── Supplied entries

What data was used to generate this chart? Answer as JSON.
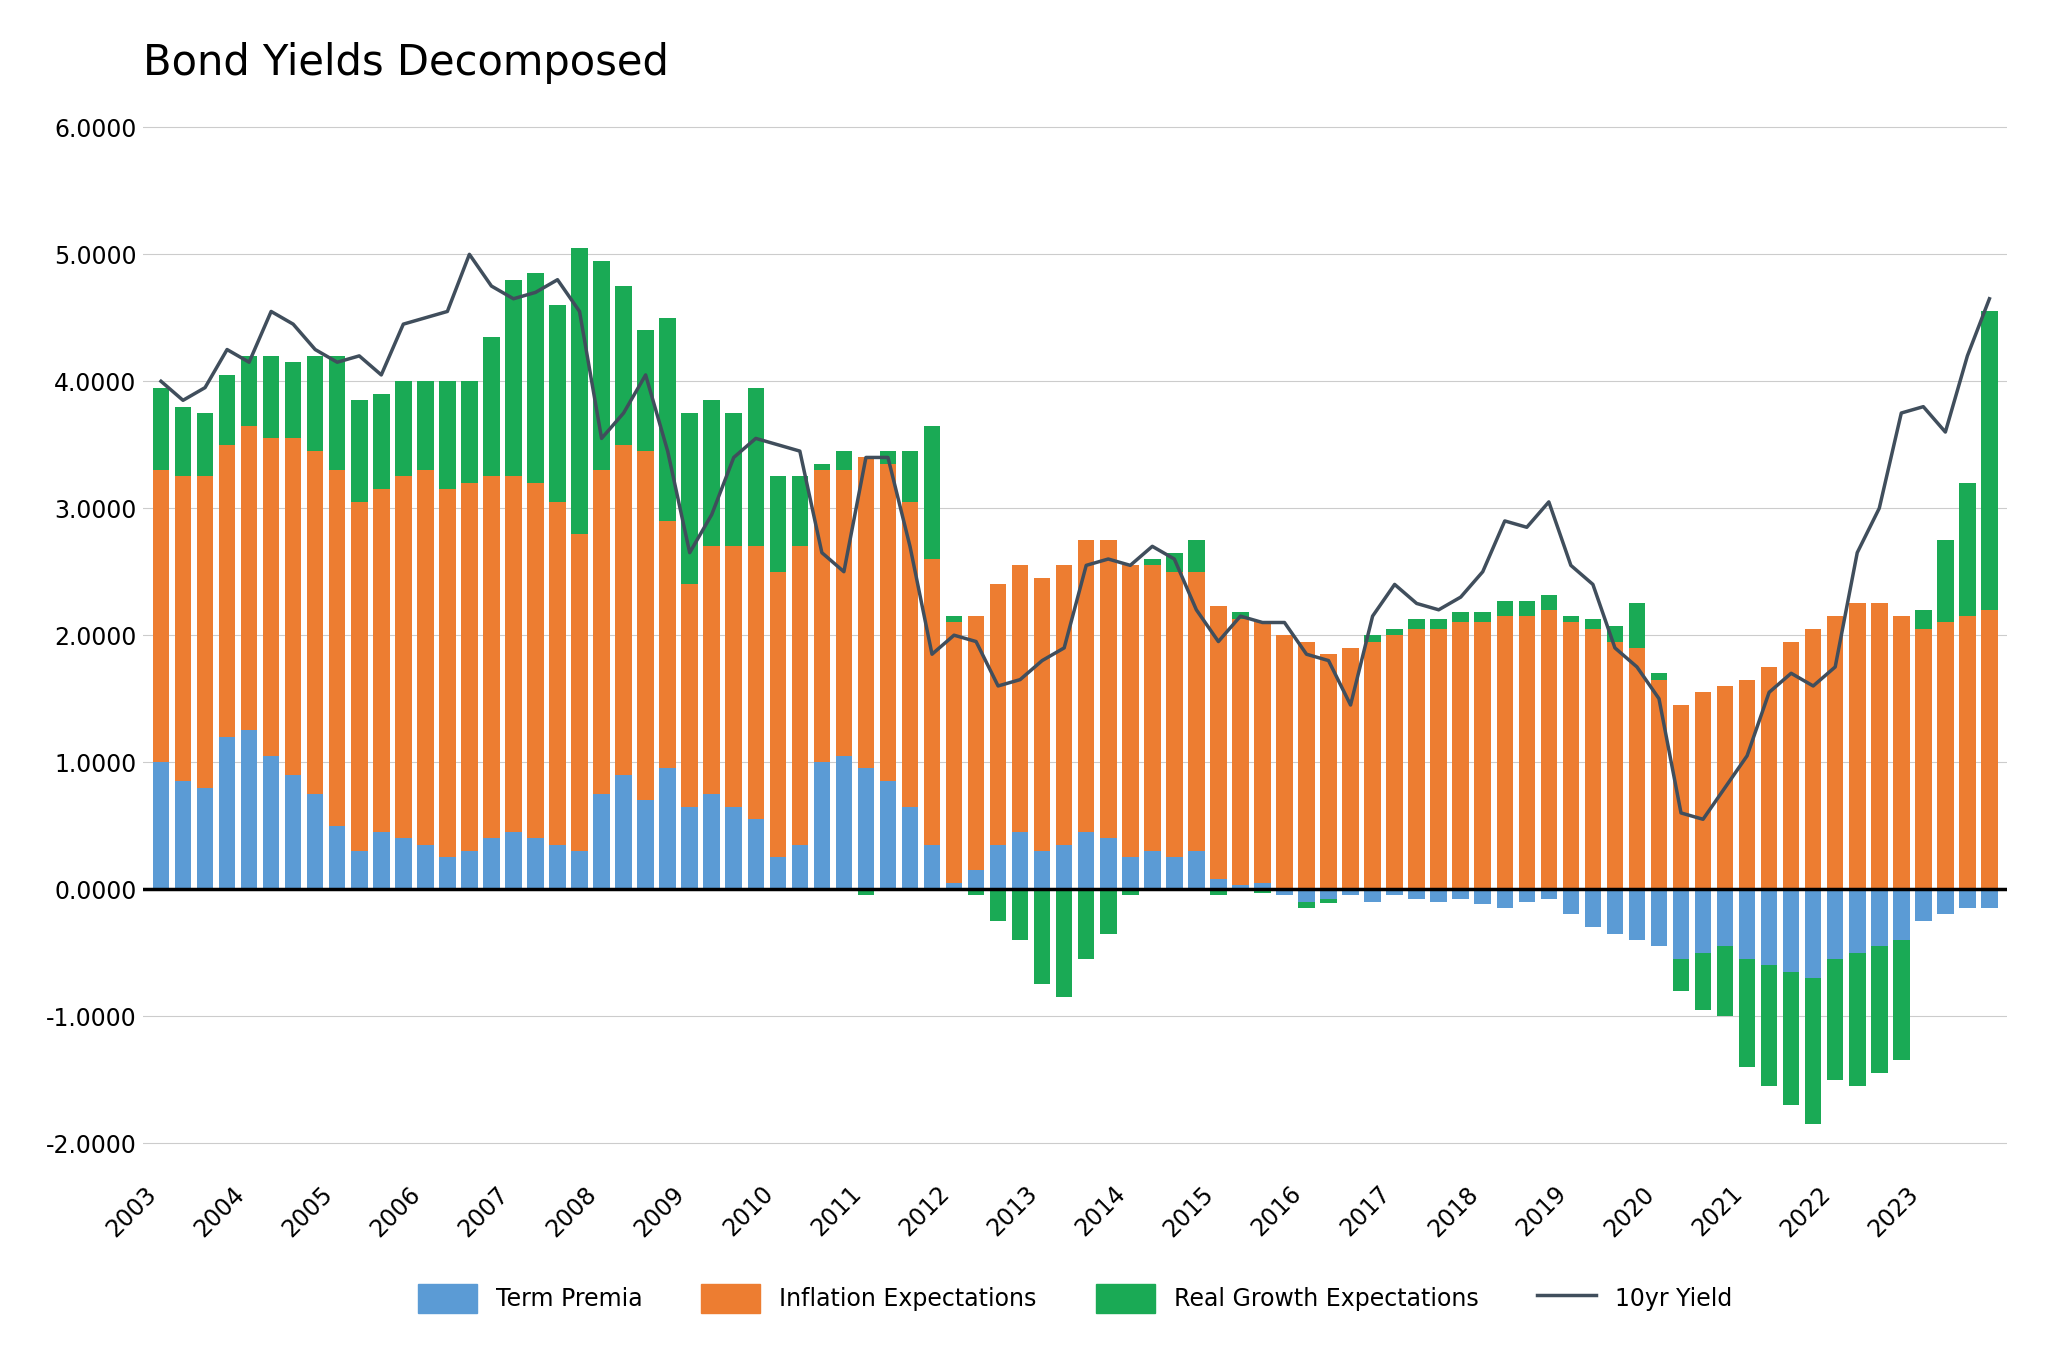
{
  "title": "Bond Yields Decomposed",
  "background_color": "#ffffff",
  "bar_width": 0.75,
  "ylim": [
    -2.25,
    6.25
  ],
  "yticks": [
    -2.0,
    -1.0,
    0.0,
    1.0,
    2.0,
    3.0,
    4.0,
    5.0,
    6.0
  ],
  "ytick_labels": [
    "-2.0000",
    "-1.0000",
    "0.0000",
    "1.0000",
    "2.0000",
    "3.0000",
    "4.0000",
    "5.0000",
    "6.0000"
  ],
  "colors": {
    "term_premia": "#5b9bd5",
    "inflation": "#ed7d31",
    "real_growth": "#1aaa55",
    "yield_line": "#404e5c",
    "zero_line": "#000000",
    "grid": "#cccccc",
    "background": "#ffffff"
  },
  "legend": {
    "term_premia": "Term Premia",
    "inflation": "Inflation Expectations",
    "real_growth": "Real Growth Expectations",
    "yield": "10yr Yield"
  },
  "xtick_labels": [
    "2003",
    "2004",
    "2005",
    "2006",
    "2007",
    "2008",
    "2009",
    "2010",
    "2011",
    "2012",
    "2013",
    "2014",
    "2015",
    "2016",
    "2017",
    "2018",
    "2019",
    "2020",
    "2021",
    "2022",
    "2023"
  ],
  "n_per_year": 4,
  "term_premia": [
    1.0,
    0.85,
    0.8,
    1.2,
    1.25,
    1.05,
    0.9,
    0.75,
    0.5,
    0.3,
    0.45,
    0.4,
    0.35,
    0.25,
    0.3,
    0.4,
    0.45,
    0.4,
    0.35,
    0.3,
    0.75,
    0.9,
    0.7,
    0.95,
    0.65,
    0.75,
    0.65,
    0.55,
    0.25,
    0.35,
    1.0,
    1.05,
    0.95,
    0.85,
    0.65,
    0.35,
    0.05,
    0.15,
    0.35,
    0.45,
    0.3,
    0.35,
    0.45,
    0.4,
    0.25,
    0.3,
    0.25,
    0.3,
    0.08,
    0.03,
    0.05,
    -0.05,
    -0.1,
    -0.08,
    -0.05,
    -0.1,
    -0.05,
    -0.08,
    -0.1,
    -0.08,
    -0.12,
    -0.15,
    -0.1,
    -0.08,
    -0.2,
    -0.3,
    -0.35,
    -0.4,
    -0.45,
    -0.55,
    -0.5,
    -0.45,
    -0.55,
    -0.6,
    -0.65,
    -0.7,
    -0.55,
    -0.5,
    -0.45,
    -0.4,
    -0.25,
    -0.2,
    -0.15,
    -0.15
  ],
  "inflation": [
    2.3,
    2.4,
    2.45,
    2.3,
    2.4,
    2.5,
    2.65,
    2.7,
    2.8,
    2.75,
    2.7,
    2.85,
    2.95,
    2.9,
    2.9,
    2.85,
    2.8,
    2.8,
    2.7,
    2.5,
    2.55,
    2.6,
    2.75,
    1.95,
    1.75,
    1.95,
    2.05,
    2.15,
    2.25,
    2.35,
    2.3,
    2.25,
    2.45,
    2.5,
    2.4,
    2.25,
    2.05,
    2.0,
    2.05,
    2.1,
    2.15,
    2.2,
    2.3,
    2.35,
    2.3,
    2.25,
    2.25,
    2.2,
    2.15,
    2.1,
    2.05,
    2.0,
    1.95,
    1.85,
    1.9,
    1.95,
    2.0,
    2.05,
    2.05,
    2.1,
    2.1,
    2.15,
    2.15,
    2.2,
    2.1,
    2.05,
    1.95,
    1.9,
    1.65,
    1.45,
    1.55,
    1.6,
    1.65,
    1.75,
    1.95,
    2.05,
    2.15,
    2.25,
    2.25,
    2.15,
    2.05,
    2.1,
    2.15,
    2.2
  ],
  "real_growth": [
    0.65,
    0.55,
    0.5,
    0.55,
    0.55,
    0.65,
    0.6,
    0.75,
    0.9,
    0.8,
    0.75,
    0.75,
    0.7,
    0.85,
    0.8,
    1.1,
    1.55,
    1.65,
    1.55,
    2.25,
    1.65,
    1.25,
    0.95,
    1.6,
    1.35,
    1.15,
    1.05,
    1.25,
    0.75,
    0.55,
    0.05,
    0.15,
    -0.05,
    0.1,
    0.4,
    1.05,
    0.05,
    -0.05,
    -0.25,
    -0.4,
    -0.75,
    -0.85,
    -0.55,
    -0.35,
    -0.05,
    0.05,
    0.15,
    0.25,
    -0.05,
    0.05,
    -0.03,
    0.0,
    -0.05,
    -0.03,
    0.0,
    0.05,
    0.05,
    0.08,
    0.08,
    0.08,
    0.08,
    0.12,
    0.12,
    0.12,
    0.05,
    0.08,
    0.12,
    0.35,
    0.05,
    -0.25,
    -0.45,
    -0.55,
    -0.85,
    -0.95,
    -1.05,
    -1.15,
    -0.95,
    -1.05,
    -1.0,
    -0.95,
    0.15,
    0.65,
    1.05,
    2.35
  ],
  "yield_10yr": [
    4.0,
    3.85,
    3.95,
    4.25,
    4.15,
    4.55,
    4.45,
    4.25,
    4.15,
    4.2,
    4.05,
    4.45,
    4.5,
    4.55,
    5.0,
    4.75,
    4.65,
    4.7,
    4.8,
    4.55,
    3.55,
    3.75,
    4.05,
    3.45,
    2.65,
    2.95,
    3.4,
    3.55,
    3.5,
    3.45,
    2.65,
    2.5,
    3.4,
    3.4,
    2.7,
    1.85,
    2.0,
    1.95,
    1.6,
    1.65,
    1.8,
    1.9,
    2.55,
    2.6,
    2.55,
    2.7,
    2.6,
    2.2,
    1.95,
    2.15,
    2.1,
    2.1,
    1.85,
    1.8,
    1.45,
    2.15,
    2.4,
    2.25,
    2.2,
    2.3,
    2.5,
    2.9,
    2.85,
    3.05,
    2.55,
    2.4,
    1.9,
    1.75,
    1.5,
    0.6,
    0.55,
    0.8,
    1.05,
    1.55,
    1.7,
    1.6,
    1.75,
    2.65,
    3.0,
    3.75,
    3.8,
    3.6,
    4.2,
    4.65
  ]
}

────

Stated goal —
Above are the records; reproduce them exactly and leave out the pictures.

Complete output —
What data was used to generate this chart? Answer as JSON.
{
  "title": "Bond Yields Decomposed",
  "background_color": "#ffffff",
  "bar_width": 0.75,
  "ylim": [
    -2.25,
    6.25
  ],
  "yticks": [
    -2.0,
    -1.0,
    0.0,
    1.0,
    2.0,
    3.0,
    4.0,
    5.0,
    6.0
  ],
  "ytick_labels": [
    "-2.0000",
    "-1.0000",
    "0.0000",
    "1.0000",
    "2.0000",
    "3.0000",
    "4.0000",
    "5.0000",
    "6.0000"
  ],
  "colors": {
    "term_premia": "#5b9bd5",
    "inflation": "#ed7d31",
    "real_growth": "#1aaa55",
    "yield_line": "#404e5c",
    "zero_line": "#000000",
    "grid": "#cccccc",
    "background": "#ffffff"
  },
  "legend": {
    "term_premia": "Term Premia",
    "inflation": "Inflation Expectations",
    "real_growth": "Real Growth Expectations",
    "yield": "10yr Yield"
  },
  "xtick_labels": [
    "2003",
    "2004",
    "2005",
    "2006",
    "2007",
    "2008",
    "2009",
    "2010",
    "2011",
    "2012",
    "2013",
    "2014",
    "2015",
    "2016",
    "2017",
    "2018",
    "2019",
    "2020",
    "2021",
    "2022",
    "2023"
  ],
  "n_per_year": 4,
  "term_premia": [
    1.0,
    0.85,
    0.8,
    1.2,
    1.25,
    1.05,
    0.9,
    0.75,
    0.5,
    0.3,
    0.45,
    0.4,
    0.35,
    0.25,
    0.3,
    0.4,
    0.45,
    0.4,
    0.35,
    0.3,
    0.75,
    0.9,
    0.7,
    0.95,
    0.65,
    0.75,
    0.65,
    0.55,
    0.25,
    0.35,
    1.0,
    1.05,
    0.95,
    0.85,
    0.65,
    0.35,
    0.05,
    0.15,
    0.35,
    0.45,
    0.3,
    0.35,
    0.45,
    0.4,
    0.25,
    0.3,
    0.25,
    0.3,
    0.08,
    0.03,
    0.05,
    -0.05,
    -0.1,
    -0.08,
    -0.05,
    -0.1,
    -0.05,
    -0.08,
    -0.1,
    -0.08,
    -0.12,
    -0.15,
    -0.1,
    -0.08,
    -0.2,
    -0.3,
    -0.35,
    -0.4,
    -0.45,
    -0.55,
    -0.5,
    -0.45,
    -0.55,
    -0.6,
    -0.65,
    -0.7,
    -0.55,
    -0.5,
    -0.45,
    -0.4,
    -0.25,
    -0.2,
    -0.15,
    -0.15
  ],
  "inflation": [
    2.3,
    2.4,
    2.45,
    2.3,
    2.4,
    2.5,
    2.65,
    2.7,
    2.8,
    2.75,
    2.7,
    2.85,
    2.95,
    2.9,
    2.9,
    2.85,
    2.8,
    2.8,
    2.7,
    2.5,
    2.55,
    2.6,
    2.75,
    1.95,
    1.75,
    1.95,
    2.05,
    2.15,
    2.25,
    2.35,
    2.3,
    2.25,
    2.45,
    2.5,
    2.4,
    2.25,
    2.05,
    2.0,
    2.05,
    2.1,
    2.15,
    2.2,
    2.3,
    2.35,
    2.3,
    2.25,
    2.25,
    2.2,
    2.15,
    2.1,
    2.05,
    2.0,
    1.95,
    1.85,
    1.9,
    1.95,
    2.0,
    2.05,
    2.05,
    2.1,
    2.1,
    2.15,
    2.15,
    2.2,
    2.1,
    2.05,
    1.95,
    1.9,
    1.65,
    1.45,
    1.55,
    1.6,
    1.65,
    1.75,
    1.95,
    2.05,
    2.15,
    2.25,
    2.25,
    2.15,
    2.05,
    2.1,
    2.15,
    2.2
  ],
  "real_growth": [
    0.65,
    0.55,
    0.5,
    0.55,
    0.55,
    0.65,
    0.6,
    0.75,
    0.9,
    0.8,
    0.75,
    0.75,
    0.7,
    0.85,
    0.8,
    1.1,
    1.55,
    1.65,
    1.55,
    2.25,
    1.65,
    1.25,
    0.95,
    1.6,
    1.35,
    1.15,
    1.05,
    1.25,
    0.75,
    0.55,
    0.05,
    0.15,
    -0.05,
    0.1,
    0.4,
    1.05,
    0.05,
    -0.05,
    -0.25,
    -0.4,
    -0.75,
    -0.85,
    -0.55,
    -0.35,
    -0.05,
    0.05,
    0.15,
    0.25,
    -0.05,
    0.05,
    -0.03,
    0.0,
    -0.05,
    -0.03,
    0.0,
    0.05,
    0.05,
    0.08,
    0.08,
    0.08,
    0.08,
    0.12,
    0.12,
    0.12,
    0.05,
    0.08,
    0.12,
    0.35,
    0.05,
    -0.25,
    -0.45,
    -0.55,
    -0.85,
    -0.95,
    -1.05,
    -1.15,
    -0.95,
    -1.05,
    -1.0,
    -0.95,
    0.15,
    0.65,
    1.05,
    2.35
  ],
  "yield_10yr": [
    4.0,
    3.85,
    3.95,
    4.25,
    4.15,
    4.55,
    4.45,
    4.25,
    4.15,
    4.2,
    4.05,
    4.45,
    4.5,
    4.55,
    5.0,
    4.75,
    4.65,
    4.7,
    4.8,
    4.55,
    3.55,
    3.75,
    4.05,
    3.45,
    2.65,
    2.95,
    3.4,
    3.55,
    3.5,
    3.45,
    2.65,
    2.5,
    3.4,
    3.4,
    2.7,
    1.85,
    2.0,
    1.95,
    1.6,
    1.65,
    1.8,
    1.9,
    2.55,
    2.6,
    2.55,
    2.7,
    2.6,
    2.2,
    1.95,
    2.15,
    2.1,
    2.1,
    1.85,
    1.8,
    1.45,
    2.15,
    2.4,
    2.25,
    2.2,
    2.3,
    2.5,
    2.9,
    2.85,
    3.05,
    2.55,
    2.4,
    1.9,
    1.75,
    1.5,
    0.6,
    0.55,
    0.8,
    1.05,
    1.55,
    1.7,
    1.6,
    1.75,
    2.65,
    3.0,
    3.75,
    3.8,
    3.6,
    4.2,
    4.65
  ]
}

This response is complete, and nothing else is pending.